═══ The input ═══
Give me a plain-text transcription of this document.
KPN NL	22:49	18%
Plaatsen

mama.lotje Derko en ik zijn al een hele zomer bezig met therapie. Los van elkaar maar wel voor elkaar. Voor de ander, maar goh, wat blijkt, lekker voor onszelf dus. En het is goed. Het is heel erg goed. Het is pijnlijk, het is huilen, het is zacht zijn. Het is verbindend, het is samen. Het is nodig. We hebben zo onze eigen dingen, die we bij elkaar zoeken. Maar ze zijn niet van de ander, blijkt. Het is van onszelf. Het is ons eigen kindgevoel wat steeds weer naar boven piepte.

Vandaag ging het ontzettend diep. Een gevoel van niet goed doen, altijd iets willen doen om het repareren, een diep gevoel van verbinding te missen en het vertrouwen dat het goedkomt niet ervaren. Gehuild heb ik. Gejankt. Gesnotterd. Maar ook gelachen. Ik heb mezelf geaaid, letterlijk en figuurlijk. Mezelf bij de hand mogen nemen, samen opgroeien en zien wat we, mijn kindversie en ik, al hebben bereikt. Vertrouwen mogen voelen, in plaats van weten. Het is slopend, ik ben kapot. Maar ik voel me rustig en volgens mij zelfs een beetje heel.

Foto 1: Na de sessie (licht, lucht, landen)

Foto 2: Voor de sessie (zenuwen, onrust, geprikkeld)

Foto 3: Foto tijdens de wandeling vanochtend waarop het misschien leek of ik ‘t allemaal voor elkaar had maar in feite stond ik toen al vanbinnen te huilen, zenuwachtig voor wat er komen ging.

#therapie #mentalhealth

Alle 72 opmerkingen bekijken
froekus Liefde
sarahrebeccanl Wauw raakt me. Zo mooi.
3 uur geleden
═══
Reproduce the material above, every line of it, exactly.

Give me a plain-text transcription of this document.
KPN NL	22:49	18%
Plaatsen

mama.lotje Derko en ik zijn al een hele zomer bezig met therapie. Los van elkaar maar wel voor elkaar. Voor de ander, maar goh, wat blijkt, lekker voor onszelf dus. En het is goed. Het is heel erg goed. Het is pijnlijk, het is huilen, het is zacht zijn. Het is verbindend, het is samen. Het is nodig. We hebben zo onze eigen dingen, die we bij elkaar zoeken. Maar ze zijn niet van de ander, blijkt. Het is van onszelf. Het is ons eigen kindgevoel wat steeds weer naar boven piepte.

Vandaag ging het ontzettend diep. Een gevoel van niet goed doen, altijd iets willen doen om het repareren, een diep gevoel van verbinding te missen en het vertrouwen dat het goedkomt niet ervaren. Gehuild heb ik. Gejankt. Gesnotterd. Maar ook gelachen. Ik heb mezelf geaaid, letterlijk en figuurlijk. Mezelf bij de hand mogen nemen, samen opgroeien en zien wat we, mijn kindversie en ik, al hebben bereikt. Vertrouwen mogen voelen, in plaats van weten. Het is slopend, ik ben kapot. Maar ik voel me rustig en volgens mij zelfs een beetje heel.

Foto 1: Na de sessie (licht, lucht, landen)

Foto 2: Voor de sessie (zenuwen, onrust, geprikkeld)

Foto 3: Foto tijdens de wandeling vanochtend waarop het misschien leek of ik ‘t allemaal voor elkaar had maar in feite stond ik toen al vanbinnen te huilen, zenuwachtig voor wat er komen ging.

#therapie #mentalhealth

Alle 72 opmerkingen bekijken
froekus Liefde
sarahrebeccanl Wauw raakt me. Zo mooi.
3 uur geleden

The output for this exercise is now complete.